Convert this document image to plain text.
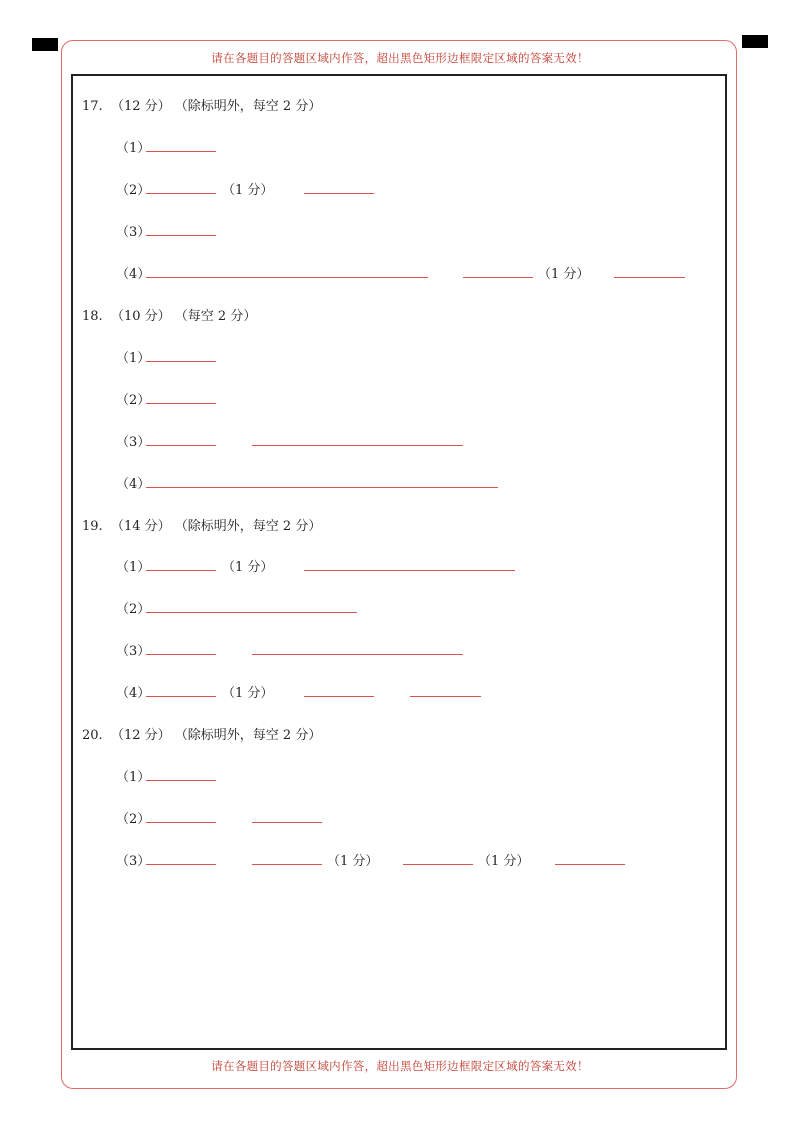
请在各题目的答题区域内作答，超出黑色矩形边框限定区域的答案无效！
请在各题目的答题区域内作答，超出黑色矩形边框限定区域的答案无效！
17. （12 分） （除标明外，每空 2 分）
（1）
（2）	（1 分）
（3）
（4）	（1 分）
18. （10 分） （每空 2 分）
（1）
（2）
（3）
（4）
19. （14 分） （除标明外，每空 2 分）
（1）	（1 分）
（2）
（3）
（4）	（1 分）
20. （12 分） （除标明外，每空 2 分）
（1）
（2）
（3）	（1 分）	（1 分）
#####
_EXERCISE INSTRUCTIONS_.
Pick out every line holding the string "除标明外" and return it.

_FULL SOLUTION_.
17. （12 分） （除标明外，每空 2 分）
19. （14 分） （除标明外，每空 2 分）
20. （12 分） （除标明外，每空 2 分）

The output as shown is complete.